◆ PROBLEM TO WORK ON: Which lines below hold the word "新课标Ⅰ卷"? Report each one.
+++ RECORDS PROVIDED +++
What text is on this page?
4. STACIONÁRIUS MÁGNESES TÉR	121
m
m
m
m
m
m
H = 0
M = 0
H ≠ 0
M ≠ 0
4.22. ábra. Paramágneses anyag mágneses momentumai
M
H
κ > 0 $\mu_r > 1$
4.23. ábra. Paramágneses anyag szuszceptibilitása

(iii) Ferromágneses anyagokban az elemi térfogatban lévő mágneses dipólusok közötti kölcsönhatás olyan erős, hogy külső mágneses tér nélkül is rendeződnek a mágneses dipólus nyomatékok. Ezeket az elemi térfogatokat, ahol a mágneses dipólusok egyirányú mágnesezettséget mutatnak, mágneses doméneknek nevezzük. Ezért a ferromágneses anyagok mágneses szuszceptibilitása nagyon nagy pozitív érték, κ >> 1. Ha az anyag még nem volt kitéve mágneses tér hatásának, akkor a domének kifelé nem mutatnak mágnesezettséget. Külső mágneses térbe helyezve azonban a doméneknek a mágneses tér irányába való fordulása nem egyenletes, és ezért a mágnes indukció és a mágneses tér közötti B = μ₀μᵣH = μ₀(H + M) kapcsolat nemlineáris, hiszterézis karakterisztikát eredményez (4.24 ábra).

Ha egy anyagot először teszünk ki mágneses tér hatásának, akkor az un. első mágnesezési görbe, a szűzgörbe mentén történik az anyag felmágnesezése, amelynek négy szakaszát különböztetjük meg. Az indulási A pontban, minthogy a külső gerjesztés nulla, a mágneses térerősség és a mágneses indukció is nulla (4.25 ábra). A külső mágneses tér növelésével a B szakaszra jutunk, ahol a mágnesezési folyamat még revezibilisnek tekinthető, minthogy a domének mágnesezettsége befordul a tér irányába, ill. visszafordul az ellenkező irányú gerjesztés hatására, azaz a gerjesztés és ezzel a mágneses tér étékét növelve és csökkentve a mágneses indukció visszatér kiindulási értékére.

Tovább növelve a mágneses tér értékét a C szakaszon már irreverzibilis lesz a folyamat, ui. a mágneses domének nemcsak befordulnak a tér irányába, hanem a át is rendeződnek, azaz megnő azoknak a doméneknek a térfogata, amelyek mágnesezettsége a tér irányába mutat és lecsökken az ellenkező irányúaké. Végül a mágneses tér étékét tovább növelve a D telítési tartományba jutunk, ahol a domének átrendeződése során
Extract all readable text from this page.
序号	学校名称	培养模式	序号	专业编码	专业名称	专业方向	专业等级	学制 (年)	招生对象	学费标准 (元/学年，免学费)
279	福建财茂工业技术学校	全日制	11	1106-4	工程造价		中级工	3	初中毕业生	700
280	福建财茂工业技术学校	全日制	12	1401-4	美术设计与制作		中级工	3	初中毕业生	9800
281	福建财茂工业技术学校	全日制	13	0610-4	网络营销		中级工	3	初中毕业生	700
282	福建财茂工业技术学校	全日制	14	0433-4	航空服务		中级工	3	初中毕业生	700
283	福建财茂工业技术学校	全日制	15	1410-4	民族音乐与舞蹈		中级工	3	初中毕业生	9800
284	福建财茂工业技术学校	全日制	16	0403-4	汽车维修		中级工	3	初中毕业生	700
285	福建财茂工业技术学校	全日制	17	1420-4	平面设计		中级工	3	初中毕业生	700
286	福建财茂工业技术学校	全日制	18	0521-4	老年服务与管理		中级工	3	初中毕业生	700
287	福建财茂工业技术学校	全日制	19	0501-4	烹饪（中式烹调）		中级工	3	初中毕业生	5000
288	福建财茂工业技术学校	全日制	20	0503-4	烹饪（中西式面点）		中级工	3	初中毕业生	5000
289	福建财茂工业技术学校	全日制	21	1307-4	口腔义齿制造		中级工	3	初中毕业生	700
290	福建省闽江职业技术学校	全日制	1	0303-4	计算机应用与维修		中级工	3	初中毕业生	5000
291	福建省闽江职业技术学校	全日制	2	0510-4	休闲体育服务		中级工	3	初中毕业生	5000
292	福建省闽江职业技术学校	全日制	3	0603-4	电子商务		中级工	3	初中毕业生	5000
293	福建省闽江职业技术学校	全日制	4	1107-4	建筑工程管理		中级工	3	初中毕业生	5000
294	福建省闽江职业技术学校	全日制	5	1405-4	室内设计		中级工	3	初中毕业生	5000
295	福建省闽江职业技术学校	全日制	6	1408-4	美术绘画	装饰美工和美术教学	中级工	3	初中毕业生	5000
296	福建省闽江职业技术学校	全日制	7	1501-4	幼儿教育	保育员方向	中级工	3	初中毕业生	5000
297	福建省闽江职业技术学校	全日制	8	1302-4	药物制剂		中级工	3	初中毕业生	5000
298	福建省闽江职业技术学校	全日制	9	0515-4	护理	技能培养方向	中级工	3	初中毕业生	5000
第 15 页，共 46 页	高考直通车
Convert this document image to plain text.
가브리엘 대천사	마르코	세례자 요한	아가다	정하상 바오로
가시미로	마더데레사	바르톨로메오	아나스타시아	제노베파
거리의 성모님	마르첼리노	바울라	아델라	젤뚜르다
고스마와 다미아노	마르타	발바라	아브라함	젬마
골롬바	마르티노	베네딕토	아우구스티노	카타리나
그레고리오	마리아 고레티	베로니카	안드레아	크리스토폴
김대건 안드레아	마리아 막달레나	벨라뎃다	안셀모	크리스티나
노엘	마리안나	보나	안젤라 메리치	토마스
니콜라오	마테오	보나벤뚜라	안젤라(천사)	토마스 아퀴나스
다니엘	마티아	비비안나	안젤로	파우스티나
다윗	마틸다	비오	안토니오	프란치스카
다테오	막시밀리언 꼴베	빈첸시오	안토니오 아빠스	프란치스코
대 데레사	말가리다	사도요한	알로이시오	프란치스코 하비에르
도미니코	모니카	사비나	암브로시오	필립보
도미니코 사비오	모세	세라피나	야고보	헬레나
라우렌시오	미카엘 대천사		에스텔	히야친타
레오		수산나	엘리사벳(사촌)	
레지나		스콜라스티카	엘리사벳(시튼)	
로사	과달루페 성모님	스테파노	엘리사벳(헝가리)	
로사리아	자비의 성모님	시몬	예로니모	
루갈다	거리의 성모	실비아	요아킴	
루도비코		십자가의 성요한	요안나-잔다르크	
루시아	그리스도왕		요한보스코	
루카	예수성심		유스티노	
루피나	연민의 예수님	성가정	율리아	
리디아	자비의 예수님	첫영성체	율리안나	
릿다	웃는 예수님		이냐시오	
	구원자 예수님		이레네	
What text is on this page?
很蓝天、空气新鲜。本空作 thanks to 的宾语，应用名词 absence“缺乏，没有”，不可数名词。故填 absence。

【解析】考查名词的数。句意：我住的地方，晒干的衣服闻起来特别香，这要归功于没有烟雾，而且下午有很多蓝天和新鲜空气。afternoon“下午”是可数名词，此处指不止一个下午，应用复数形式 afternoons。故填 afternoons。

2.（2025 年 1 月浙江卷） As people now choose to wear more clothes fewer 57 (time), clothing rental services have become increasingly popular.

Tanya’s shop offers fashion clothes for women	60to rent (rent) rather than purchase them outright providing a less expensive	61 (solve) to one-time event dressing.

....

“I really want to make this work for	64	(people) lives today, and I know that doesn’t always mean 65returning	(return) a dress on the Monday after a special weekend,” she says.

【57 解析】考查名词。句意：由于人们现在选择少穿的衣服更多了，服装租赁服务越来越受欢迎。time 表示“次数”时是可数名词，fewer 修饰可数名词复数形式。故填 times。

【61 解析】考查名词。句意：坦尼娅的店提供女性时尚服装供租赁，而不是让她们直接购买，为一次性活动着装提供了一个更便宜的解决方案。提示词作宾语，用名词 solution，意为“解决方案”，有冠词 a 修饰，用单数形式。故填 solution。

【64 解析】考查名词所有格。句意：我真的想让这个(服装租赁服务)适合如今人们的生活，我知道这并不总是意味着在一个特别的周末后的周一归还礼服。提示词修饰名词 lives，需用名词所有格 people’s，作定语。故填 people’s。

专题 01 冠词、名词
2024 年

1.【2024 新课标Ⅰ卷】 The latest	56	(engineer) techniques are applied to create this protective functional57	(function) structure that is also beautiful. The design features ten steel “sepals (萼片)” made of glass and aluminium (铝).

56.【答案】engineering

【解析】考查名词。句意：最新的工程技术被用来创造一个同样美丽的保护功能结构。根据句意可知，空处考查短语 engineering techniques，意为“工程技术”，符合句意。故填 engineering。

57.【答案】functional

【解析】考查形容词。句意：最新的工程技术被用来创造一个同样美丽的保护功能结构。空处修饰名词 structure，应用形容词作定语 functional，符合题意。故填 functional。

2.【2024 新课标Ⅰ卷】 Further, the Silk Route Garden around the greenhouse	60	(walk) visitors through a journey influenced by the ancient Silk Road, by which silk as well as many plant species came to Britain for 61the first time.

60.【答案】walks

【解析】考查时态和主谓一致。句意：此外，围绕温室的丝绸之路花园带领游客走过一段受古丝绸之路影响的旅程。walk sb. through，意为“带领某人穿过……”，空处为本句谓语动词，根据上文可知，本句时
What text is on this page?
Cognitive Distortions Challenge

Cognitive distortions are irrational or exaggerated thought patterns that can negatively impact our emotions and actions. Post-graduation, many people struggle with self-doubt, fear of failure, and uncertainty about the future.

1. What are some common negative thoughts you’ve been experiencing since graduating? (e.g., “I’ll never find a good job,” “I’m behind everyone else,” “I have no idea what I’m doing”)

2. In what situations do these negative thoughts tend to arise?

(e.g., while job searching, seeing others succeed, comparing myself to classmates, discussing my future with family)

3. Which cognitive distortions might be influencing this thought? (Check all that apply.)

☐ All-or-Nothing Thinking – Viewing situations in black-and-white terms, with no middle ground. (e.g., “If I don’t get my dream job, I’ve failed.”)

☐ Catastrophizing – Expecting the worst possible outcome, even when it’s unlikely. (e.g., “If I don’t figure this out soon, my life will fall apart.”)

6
+++
◆ RESPONSE TO THE TASK:
1.【2024 新课标Ⅰ卷】 The latest	56	(engineer) techniques are applied to create this protective functional57	(function) structure that is also beautiful. The design features ten steel “sepals (萼片)” made of glass and aluminium (铝).
2.【2024 新课标Ⅰ卷】 Further, the Silk Route Garden around the greenhouse	60	(walk) visitors through a journey influenced by the ancient Silk Road, by which silk as well as many plant species came to Britain for 61the first time.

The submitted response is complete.